Records from a data collection
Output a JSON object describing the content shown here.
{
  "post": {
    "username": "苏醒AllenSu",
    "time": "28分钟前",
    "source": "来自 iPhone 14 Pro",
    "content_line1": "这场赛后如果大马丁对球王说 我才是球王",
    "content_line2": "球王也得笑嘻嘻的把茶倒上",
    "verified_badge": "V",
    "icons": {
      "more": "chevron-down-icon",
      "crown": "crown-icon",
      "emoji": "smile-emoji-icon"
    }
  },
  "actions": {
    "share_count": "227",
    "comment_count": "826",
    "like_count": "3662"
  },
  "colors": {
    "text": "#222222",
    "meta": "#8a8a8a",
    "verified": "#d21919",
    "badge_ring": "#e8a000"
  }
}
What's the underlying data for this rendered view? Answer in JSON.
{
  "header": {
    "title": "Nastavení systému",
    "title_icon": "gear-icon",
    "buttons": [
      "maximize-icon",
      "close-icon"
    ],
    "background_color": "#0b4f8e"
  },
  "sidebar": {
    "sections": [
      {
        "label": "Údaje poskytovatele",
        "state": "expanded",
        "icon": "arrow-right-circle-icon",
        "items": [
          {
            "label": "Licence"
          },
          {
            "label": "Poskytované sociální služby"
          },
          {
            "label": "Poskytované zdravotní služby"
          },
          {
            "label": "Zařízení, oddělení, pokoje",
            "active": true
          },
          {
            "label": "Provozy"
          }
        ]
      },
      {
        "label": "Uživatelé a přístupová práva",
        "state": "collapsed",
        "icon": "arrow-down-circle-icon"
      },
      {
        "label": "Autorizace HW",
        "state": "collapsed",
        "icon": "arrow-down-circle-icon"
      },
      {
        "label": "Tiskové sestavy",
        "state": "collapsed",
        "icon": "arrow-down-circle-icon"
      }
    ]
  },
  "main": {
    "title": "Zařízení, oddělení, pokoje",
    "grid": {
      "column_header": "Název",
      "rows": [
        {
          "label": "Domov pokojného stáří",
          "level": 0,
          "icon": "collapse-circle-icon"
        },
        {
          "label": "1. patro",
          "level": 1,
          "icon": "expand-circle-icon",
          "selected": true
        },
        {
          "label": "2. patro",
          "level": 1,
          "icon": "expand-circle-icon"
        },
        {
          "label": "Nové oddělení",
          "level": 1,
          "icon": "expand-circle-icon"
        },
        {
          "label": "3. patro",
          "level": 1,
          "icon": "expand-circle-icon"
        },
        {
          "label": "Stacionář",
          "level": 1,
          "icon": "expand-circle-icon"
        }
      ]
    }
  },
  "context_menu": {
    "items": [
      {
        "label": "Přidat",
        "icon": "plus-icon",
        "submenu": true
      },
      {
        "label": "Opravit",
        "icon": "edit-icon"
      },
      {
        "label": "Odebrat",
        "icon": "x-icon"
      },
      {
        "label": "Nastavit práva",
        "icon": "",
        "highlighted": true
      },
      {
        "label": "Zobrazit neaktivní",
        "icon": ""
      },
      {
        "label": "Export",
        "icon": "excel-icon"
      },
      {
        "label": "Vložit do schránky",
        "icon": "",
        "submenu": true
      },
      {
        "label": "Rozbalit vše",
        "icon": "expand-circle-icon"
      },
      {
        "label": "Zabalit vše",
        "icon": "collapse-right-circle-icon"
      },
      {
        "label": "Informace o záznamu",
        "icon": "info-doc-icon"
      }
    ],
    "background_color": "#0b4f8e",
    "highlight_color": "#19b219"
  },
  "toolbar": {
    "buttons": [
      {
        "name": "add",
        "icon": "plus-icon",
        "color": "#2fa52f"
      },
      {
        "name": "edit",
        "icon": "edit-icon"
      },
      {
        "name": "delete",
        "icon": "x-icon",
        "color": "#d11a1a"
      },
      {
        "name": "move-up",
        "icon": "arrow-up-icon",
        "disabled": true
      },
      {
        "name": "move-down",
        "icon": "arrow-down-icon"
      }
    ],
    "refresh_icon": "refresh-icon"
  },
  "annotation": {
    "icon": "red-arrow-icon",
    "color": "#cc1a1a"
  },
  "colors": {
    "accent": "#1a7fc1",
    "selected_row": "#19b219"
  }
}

* _Given task_
Return each line of the data exactly as written above.

* _Written response_
Output a JSON object describing the content shown here.
{
  "post": {
    "username": "苏醒AllenSu",
    "time": "28分钟前",
    "source": "来自 iPhone 14 Pro",
    "content_line1": "这场赛后如果大马丁对球王说 我才是球王",
    "content_line2": "球王也得笑嘻嘻的把茶倒上",
    "verified_badge": "V",
    "icons": {
      "more": "chevron-down-icon",
      "crown": "crown-icon",
      "emoji": "smile-emoji-icon"
    }
  },
  "actions": {
    "share_count": "227",
    "comment_count": "826",
    "like_count": "3662"
  },
  "colors": {
    "text": "#222222",
    "meta": "#8a8a8a",
    "verified": "#d21919",
    "badge_ring": "#e8a000"
  }
}
What's the underlying data for this rendered view? Answer in JSON.
{
  "header": {
    "title": "Nastavení systému",
    "title_icon": "gear-icon",
    "buttons": [
      "maximize-icon",
      "close-icon"
    ],
    "background_color": "#0b4f8e"
  },
  "sidebar": {
    "sections": [
      {
        "label": "Údaje poskytovatele",
        "state": "expanded",
        "icon": "arrow-right-circle-icon",
        "items": [
          {
            "label": "Licence"
          },
          {
            "label": "Poskytované sociální služby"
          },
          {
            "label": "Poskytované zdravotní služby"
          },
          {
            "label": "Zařízení, oddělení, pokoje",
            "active": true
          },
          {
            "label": "Provozy"
          }
        ]
      },
      {
        "label": "Uživatelé a přístupová práva",
        "state": "collapsed",
        "icon": "arrow-down-circle-icon"
      },
      {
        "label": "Autorizace HW",
        "state": "collapsed",
        "icon": "arrow-down-circle-icon"
      },
      {
        "label": "Tiskové sestavy",
        "state": "collapsed",
        "icon": "arrow-down-circle-icon"
      }
    ]
  },
  "main": {
    "title": "Zařízení, oddělení, pokoje",
    "grid": {
      "column_header": "Název",
      "rows": [
        {
          "label": "Domov pokojného stáří",
          "level": 0,
          "icon": "collapse-circle-icon"
        },
        {
          "label": "1. patro",
          "level": 1,
          "icon": "expand-circle-icon",
          "selected": true
        },
        {
          "label": "2. patro",
          "level": 1,
          "icon": "expand-circle-icon"
        },
        {
          "label": "Nové oddělení",
          "level": 1,
          "icon": "expand-circle-icon"
        },
        {
          "label": "3. patro",
          "level": 1,
          "icon": "expand-circle-icon"
        },
        {
          "label": "Stacionář",
          "level": 1,
          "icon": "expand-circle-icon"
        }
      ]
    }
  },
  "context_menu": {
    "items": [
      {
        "label": "Přidat",
        "icon": "plus-icon",
        "submenu": true
      },
      {
        "label": "Opravit",
        "icon": "edit-icon"
      },
      {
        "label": "Odebrat",
        "icon": "x-icon"
      },
      {
        "label": "Nastavit práva",
        "icon": "",
        "highlighted": true
      },
      {
        "label": "Zobrazit neaktivní",
        "icon": ""
      },
      {
        "label": "Export",
        "icon": "excel-icon"
      },
      {
        "label": "Vložit do schránky",
        "icon": "",
        "submenu": true
      },
      {
        "label": "Rozbalit vše",
        "icon": "expand-circle-icon"
      },
      {
        "label": "Zabalit vše",
        "icon": "collapse-right-circle-icon"
      },
      {
        "label": "Informace o záznamu",
        "icon": "info-doc-icon"
      }
    ],
    "background_color": "#0b4f8e",
    "highlight_color": "#19b219"
  },
  "toolbar": {
    "buttons": [
      {
        "name": "add",
        "icon": "plus-icon",
        "color": "#2fa52f"
      },
      {
        "name": "edit",
        "icon": "edit-icon"
      },
      {
        "name": "delete",
        "icon": "x-icon",
        "color": "#d11a1a"
      },
      {
        "name": "move-up",
        "icon": "arrow-up-icon",
        "disabled": true
      },
      {
        "name": "move-down",
        "icon": "arrow-down-icon"
      }
    ],
    "refresh_icon": "refresh-icon"
  },
  "annotation": {
    "icon": "red-arrow-icon",
    "color": "#cc1a1a"
  },
  "colors": {
    "accent": "#1a7fc1",
    "selected_row": "#19b219"
  }
}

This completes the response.